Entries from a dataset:
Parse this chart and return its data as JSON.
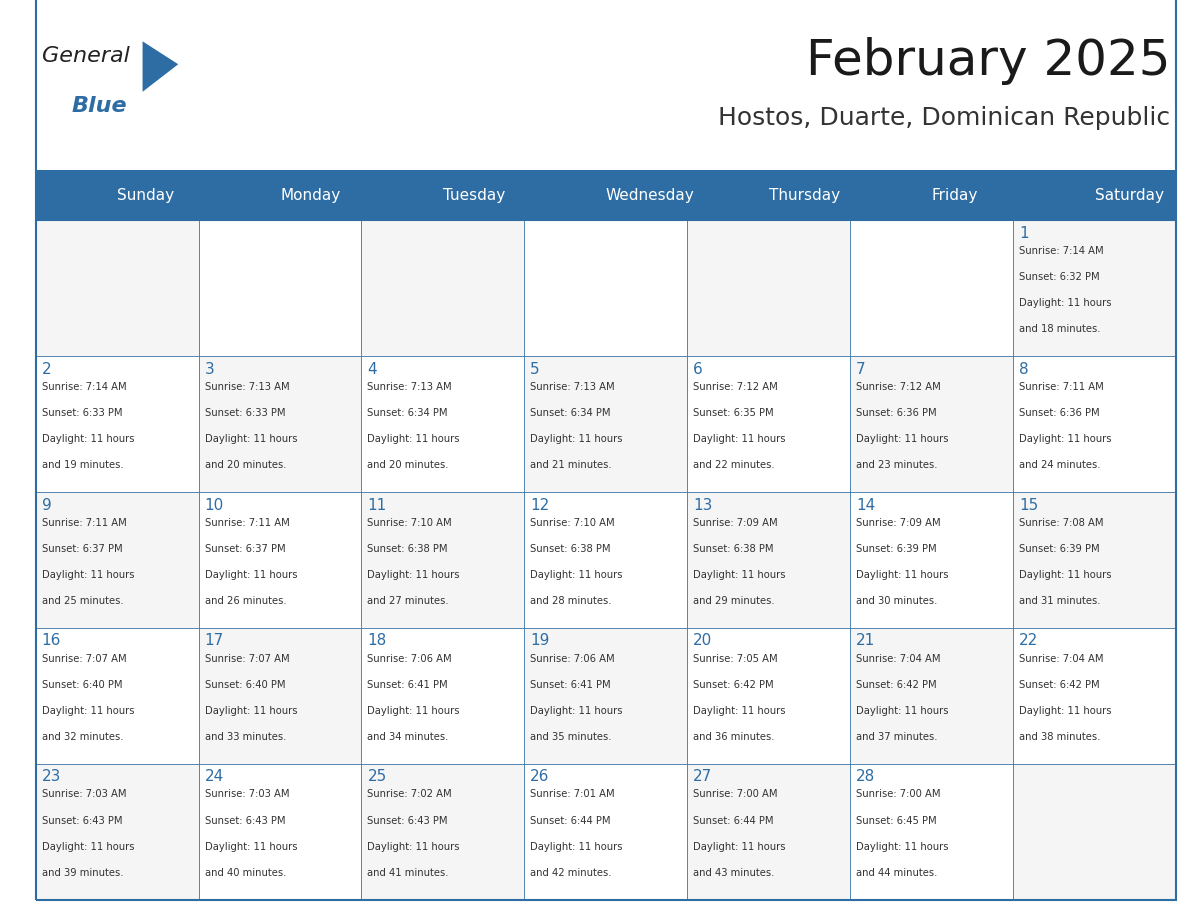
{
  "title": "February 2025",
  "subtitle": "Hostos, Duarte, Dominican Republic",
  "header_bg": "#2E6DA4",
  "header_text": "#FFFFFF",
  "cell_bg": "#F2F2F2",
  "cell_bg_alt": "#FFFFFF",
  "border_color": "#2E6DA4",
  "text_color": "#333333",
  "day_number_color": "#2E6DA4",
  "days_of_week": [
    "Sunday",
    "Monday",
    "Tuesday",
    "Wednesday",
    "Thursday",
    "Friday",
    "Saturday"
  ],
  "calendar": [
    [
      null,
      null,
      null,
      null,
      null,
      null,
      1
    ],
    [
      2,
      3,
      4,
      5,
      6,
      7,
      8
    ],
    [
      9,
      10,
      11,
      12,
      13,
      14,
      15
    ],
    [
      16,
      17,
      18,
      19,
      20,
      21,
      22
    ],
    [
      23,
      24,
      25,
      26,
      27,
      28,
      null
    ]
  ],
  "cell_data": {
    "1": {
      "sunrise": "7:14 AM",
      "sunset": "6:32 PM",
      "daylight": "11 hours and 18 minutes."
    },
    "2": {
      "sunrise": "7:14 AM",
      "sunset": "6:33 PM",
      "daylight": "11 hours and 19 minutes."
    },
    "3": {
      "sunrise": "7:13 AM",
      "sunset": "6:33 PM",
      "daylight": "11 hours and 20 minutes."
    },
    "4": {
      "sunrise": "7:13 AM",
      "sunset": "6:34 PM",
      "daylight": "11 hours and 20 minutes."
    },
    "5": {
      "sunrise": "7:13 AM",
      "sunset": "6:34 PM",
      "daylight": "11 hours and 21 minutes."
    },
    "6": {
      "sunrise": "7:12 AM",
      "sunset": "6:35 PM",
      "daylight": "11 hours and 22 minutes."
    },
    "7": {
      "sunrise": "7:12 AM",
      "sunset": "6:36 PM",
      "daylight": "11 hours and 23 minutes."
    },
    "8": {
      "sunrise": "7:11 AM",
      "sunset": "6:36 PM",
      "daylight": "11 hours and 24 minutes."
    },
    "9": {
      "sunrise": "7:11 AM",
      "sunset": "6:37 PM",
      "daylight": "11 hours and 25 minutes."
    },
    "10": {
      "sunrise": "7:11 AM",
      "sunset": "6:37 PM",
      "daylight": "11 hours and 26 minutes."
    },
    "11": {
      "sunrise": "7:10 AM",
      "sunset": "6:38 PM",
      "daylight": "11 hours and 27 minutes."
    },
    "12": {
      "sunrise": "7:10 AM",
      "sunset": "6:38 PM",
      "daylight": "11 hours and 28 minutes."
    },
    "13": {
      "sunrise": "7:09 AM",
      "sunset": "6:38 PM",
      "daylight": "11 hours and 29 minutes."
    },
    "14": {
      "sunrise": "7:09 AM",
      "sunset": "6:39 PM",
      "daylight": "11 hours and 30 minutes."
    },
    "15": {
      "sunrise": "7:08 AM",
      "sunset": "6:39 PM",
      "daylight": "11 hours and 31 minutes."
    },
    "16": {
      "sunrise": "7:07 AM",
      "sunset": "6:40 PM",
      "daylight": "11 hours and 32 minutes."
    },
    "17": {
      "sunrise": "7:07 AM",
      "sunset": "6:40 PM",
      "daylight": "11 hours and 33 minutes."
    },
    "18": {
      "sunrise": "7:06 AM",
      "sunset": "6:41 PM",
      "daylight": "11 hours and 34 minutes."
    },
    "19": {
      "sunrise": "7:06 AM",
      "sunset": "6:41 PM",
      "daylight": "11 hours and 35 minutes."
    },
    "20": {
      "sunrise": "7:05 AM",
      "sunset": "6:42 PM",
      "daylight": "11 hours and 36 minutes."
    },
    "21": {
      "sunrise": "7:04 AM",
      "sunset": "6:42 PM",
      "daylight": "11 hours and 37 minutes."
    },
    "22": {
      "sunrise": "7:04 AM",
      "sunset": "6:42 PM",
      "daylight": "11 hours and 38 minutes."
    },
    "23": {
      "sunrise": "7:03 AM",
      "sunset": "6:43 PM",
      "daylight": "11 hours and 39 minutes."
    },
    "24": {
      "sunrise": "7:03 AM",
      "sunset": "6:43 PM",
      "daylight": "11 hours and 40 minutes."
    },
    "25": {
      "sunrise": "7:02 AM",
      "sunset": "6:43 PM",
      "daylight": "11 hours and 41 minutes."
    },
    "26": {
      "sunrise": "7:01 AM",
      "sunset": "6:44 PM",
      "daylight": "11 hours and 42 minutes."
    },
    "27": {
      "sunrise": "7:00 AM",
      "sunset": "6:44 PM",
      "daylight": "11 hours and 43 minutes."
    },
    "28": {
      "sunrise": "7:00 AM",
      "sunset": "6:45 PM",
      "daylight": "11 hours and 44 minutes."
    }
  },
  "logo_text_general": "General",
  "logo_text_blue": "Blue",
  "logo_color_general": "#222222",
  "logo_color_blue": "#2E6DA4",
  "logo_triangle_color": "#2E6DA4"
}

__What this task involves__
Print all of the records shown above exactly, leaving out each picture.

__Result__
Parse this chart and return its data as JSON.
{
  "title": "February 2025",
  "subtitle": "Hostos, Duarte, Dominican Republic",
  "header_bg": "#2E6DA4",
  "header_text": "#FFFFFF",
  "cell_bg": "#F2F2F2",
  "cell_bg_alt": "#FFFFFF",
  "border_color": "#2E6DA4",
  "text_color": "#333333",
  "day_number_color": "#2E6DA4",
  "days_of_week": [
    "Sunday",
    "Monday",
    "Tuesday",
    "Wednesday",
    "Thursday",
    "Friday",
    "Saturday"
  ],
  "calendar": [
    [
      null,
      null,
      null,
      null,
      null,
      null,
      1
    ],
    [
      2,
      3,
      4,
      5,
      6,
      7,
      8
    ],
    [
      9,
      10,
      11,
      12,
      13,
      14,
      15
    ],
    [
      16,
      17,
      18,
      19,
      20,
      21,
      22
    ],
    [
      23,
      24,
      25,
      26,
      27,
      28,
      null
    ]
  ],
  "cell_data": {
    "1": {
      "sunrise": "7:14 AM",
      "sunset": "6:32 PM",
      "daylight": "11 hours and 18 minutes."
    },
    "2": {
      "sunrise": "7:14 AM",
      "sunset": "6:33 PM",
      "daylight": "11 hours and 19 minutes."
    },
    "3": {
      "sunrise": "7:13 AM",
      "sunset": "6:33 PM",
      "daylight": "11 hours and 20 minutes."
    },
    "4": {
      "sunrise": "7:13 AM",
      "sunset": "6:34 PM",
      "daylight": "11 hours and 20 minutes."
    },
    "5": {
      "sunrise": "7:13 AM",
      "sunset": "6:34 PM",
      "daylight": "11 hours and 21 minutes."
    },
    "6": {
      "sunrise": "7:12 AM",
      "sunset": "6:35 PM",
      "daylight": "11 hours and 22 minutes."
    },
    "7": {
      "sunrise": "7:12 AM",
      "sunset": "6:36 PM",
      "daylight": "11 hours and 23 minutes."
    },
    "8": {
      "sunrise": "7:11 AM",
      "sunset": "6:36 PM",
      "daylight": "11 hours and 24 minutes."
    },
    "9": {
      "sunrise": "7:11 AM",
      "sunset": "6:37 PM",
      "daylight": "11 hours and 25 minutes."
    },
    "10": {
      "sunrise": "7:11 AM",
      "sunset": "6:37 PM",
      "daylight": "11 hours and 26 minutes."
    },
    "11": {
      "sunrise": "7:10 AM",
      "sunset": "6:38 PM",
      "daylight": "11 hours and 27 minutes."
    },
    "12": {
      "sunrise": "7:10 AM",
      "sunset": "6:38 PM",
      "daylight": "11 hours and 28 minutes."
    },
    "13": {
      "sunrise": "7:09 AM",
      "sunset": "6:38 PM",
      "daylight": "11 hours and 29 minutes."
    },
    "14": {
      "sunrise": "7:09 AM",
      "sunset": "6:39 PM",
      "daylight": "11 hours and 30 minutes."
    },
    "15": {
      "sunrise": "7:08 AM",
      "sunset": "6:39 PM",
      "daylight": "11 hours and 31 minutes."
    },
    "16": {
      "sunrise": "7:07 AM",
      "sunset": "6:40 PM",
      "daylight": "11 hours and 32 minutes."
    },
    "17": {
      "sunrise": "7:07 AM",
      "sunset": "6:40 PM",
      "daylight": "11 hours and 33 minutes."
    },
    "18": {
      "sunrise": "7:06 AM",
      "sunset": "6:41 PM",
      "daylight": "11 hours and 34 minutes."
    },
    "19": {
      "sunrise": "7:06 AM",
      "sunset": "6:41 PM",
      "daylight": "11 hours and 35 minutes."
    },
    "20": {
      "sunrise": "7:05 AM",
      "sunset": "6:42 PM",
      "daylight": "11 hours and 36 minutes."
    },
    "21": {
      "sunrise": "7:04 AM",
      "sunset": "6:42 PM",
      "daylight": "11 hours and 37 minutes."
    },
    "22": {
      "sunrise": "7:04 AM",
      "sunset": "6:42 PM",
      "daylight": "11 hours and 38 minutes."
    },
    "23": {
      "sunrise": "7:03 AM",
      "sunset": "6:43 PM",
      "daylight": "11 hours and 39 minutes."
    },
    "24": {
      "sunrise": "7:03 AM",
      "sunset": "6:43 PM",
      "daylight": "11 hours and 40 minutes."
    },
    "25": {
      "sunrise": "7:02 AM",
      "sunset": "6:43 PM",
      "daylight": "11 hours and 41 minutes."
    },
    "26": {
      "sunrise": "7:01 AM",
      "sunset": "6:44 PM",
      "daylight": "11 hours and 42 minutes."
    },
    "27": {
      "sunrise": "7:00 AM",
      "sunset": "6:44 PM",
      "daylight": "11 hours and 43 minutes."
    },
    "28": {
      "sunrise": "7:00 AM",
      "sunset": "6:45 PM",
      "daylight": "11 hours and 44 minutes."
    }
  },
  "logo_text_general": "General",
  "logo_text_blue": "Blue",
  "logo_color_general": "#222222",
  "logo_color_blue": "#2E6DA4",
  "logo_triangle_color": "#2E6DA4"
}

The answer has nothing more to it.